Begin

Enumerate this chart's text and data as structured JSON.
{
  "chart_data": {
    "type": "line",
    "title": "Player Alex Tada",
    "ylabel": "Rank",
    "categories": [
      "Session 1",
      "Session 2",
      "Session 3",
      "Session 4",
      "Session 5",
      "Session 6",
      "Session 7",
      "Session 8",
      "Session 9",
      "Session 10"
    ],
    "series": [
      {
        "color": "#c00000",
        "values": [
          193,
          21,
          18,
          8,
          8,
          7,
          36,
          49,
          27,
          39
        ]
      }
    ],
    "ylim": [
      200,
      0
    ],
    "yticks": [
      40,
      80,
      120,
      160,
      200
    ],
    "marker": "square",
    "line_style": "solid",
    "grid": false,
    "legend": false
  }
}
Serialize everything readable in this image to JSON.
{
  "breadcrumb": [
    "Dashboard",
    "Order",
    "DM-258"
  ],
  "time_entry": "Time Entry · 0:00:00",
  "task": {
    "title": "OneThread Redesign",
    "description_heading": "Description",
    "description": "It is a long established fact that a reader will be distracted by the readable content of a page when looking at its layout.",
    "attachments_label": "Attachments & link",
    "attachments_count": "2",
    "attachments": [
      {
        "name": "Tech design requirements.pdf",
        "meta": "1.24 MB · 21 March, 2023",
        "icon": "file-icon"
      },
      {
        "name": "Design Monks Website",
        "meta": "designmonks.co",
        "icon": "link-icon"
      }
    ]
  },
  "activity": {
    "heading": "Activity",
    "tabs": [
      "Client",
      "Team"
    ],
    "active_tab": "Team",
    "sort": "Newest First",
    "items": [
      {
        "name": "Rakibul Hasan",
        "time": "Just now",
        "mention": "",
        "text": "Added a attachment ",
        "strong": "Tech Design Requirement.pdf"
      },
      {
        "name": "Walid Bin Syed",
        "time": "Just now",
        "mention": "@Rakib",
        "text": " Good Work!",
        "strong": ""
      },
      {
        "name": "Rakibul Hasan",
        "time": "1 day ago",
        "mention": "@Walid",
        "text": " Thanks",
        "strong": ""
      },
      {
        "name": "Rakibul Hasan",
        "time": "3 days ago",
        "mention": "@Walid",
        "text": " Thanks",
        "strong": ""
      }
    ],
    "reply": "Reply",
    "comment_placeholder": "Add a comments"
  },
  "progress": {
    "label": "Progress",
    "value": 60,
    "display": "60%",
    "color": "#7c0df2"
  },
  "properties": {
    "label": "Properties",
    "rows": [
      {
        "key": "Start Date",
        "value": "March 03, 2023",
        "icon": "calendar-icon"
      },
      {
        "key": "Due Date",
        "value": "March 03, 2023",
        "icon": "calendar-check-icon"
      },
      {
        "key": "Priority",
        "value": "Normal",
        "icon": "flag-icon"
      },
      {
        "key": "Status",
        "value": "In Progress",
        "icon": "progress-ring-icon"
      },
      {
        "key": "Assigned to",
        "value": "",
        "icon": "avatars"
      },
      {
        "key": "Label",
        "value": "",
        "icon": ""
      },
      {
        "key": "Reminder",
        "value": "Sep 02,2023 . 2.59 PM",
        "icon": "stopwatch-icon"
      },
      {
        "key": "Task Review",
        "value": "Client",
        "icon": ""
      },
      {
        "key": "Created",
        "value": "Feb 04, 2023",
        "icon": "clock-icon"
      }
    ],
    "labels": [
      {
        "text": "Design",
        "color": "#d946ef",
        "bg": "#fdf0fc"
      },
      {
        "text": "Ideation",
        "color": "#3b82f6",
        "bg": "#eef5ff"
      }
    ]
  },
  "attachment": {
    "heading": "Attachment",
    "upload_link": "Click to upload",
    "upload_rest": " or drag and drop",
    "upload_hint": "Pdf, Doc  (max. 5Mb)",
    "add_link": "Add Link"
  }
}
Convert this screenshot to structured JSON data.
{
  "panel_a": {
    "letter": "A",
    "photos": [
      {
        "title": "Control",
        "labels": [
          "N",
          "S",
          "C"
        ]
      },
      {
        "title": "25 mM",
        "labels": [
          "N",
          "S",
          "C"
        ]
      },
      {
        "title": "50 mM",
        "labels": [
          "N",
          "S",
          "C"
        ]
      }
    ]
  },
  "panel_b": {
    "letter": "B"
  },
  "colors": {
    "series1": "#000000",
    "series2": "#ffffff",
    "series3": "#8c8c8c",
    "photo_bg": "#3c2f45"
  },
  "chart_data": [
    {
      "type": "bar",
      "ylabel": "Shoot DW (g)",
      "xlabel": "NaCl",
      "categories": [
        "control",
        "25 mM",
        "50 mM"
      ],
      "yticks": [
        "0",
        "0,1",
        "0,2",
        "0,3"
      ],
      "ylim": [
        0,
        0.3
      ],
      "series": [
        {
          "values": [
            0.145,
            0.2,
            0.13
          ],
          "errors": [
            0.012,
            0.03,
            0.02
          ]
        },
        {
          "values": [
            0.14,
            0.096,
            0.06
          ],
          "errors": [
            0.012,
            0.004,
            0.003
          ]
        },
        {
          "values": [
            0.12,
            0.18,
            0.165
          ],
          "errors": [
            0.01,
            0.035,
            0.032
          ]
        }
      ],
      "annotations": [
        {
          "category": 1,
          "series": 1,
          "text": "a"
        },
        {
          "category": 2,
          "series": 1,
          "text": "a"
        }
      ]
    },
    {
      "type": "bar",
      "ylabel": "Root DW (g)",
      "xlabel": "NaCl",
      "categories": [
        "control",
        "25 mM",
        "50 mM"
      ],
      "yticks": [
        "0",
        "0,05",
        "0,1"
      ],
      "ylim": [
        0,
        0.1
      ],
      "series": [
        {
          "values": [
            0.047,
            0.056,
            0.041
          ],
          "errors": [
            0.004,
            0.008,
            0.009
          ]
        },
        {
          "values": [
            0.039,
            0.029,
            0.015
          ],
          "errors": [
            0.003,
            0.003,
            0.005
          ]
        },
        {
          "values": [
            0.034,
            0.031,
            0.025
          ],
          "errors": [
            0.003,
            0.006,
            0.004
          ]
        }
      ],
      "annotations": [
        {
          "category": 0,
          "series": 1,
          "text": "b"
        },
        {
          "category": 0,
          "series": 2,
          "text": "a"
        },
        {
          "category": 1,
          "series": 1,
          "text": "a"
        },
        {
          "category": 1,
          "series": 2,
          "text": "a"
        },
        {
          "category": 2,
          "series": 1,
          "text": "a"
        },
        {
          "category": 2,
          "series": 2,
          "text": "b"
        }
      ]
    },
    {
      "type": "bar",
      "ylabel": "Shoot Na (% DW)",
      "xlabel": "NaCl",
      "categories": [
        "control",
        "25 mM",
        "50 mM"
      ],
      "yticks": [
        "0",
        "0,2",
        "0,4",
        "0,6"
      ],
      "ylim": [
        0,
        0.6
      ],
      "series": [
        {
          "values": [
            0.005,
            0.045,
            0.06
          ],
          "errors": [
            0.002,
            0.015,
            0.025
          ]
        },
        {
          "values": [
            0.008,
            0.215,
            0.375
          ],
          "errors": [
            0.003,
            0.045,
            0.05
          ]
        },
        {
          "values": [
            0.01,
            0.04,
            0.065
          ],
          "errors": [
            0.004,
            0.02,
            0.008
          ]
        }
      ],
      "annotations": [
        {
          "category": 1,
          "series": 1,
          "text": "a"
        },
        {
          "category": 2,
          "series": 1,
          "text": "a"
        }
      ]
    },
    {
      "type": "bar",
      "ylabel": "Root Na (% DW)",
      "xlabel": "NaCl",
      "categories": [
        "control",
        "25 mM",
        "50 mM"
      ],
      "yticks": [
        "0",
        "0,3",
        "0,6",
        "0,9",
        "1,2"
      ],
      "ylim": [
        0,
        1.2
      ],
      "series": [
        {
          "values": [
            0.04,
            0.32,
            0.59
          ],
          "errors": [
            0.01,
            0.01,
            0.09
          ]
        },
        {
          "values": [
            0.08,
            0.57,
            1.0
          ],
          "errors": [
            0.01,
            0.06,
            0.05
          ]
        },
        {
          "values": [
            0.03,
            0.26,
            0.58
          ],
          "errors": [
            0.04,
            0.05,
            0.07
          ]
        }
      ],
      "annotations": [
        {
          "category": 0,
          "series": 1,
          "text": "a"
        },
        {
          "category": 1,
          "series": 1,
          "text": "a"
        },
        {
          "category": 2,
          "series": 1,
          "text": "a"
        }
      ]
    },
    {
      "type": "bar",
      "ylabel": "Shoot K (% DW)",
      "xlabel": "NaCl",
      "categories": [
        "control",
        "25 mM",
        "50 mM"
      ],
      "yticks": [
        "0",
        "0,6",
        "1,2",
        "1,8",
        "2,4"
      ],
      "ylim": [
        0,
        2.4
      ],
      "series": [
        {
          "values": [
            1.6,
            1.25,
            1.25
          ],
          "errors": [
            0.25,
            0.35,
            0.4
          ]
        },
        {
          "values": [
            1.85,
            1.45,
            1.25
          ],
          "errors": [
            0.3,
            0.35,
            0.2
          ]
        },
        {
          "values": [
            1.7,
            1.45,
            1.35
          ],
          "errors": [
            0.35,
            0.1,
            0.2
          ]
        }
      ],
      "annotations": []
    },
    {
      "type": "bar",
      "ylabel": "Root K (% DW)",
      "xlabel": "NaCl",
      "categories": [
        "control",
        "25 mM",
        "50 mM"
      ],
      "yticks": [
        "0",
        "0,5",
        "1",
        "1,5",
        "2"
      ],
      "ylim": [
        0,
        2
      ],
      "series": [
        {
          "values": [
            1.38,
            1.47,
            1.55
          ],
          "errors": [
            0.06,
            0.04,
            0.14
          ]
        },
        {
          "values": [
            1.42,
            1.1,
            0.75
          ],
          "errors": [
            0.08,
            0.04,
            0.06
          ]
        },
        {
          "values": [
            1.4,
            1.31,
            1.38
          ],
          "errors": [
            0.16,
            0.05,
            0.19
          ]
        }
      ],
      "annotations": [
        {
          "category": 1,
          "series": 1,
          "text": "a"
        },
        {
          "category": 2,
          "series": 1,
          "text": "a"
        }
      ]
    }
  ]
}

End

> _What is expected_:
Tally up the lines holding the string "Root" in this listing, and report the total alone.

> _The reply_:
3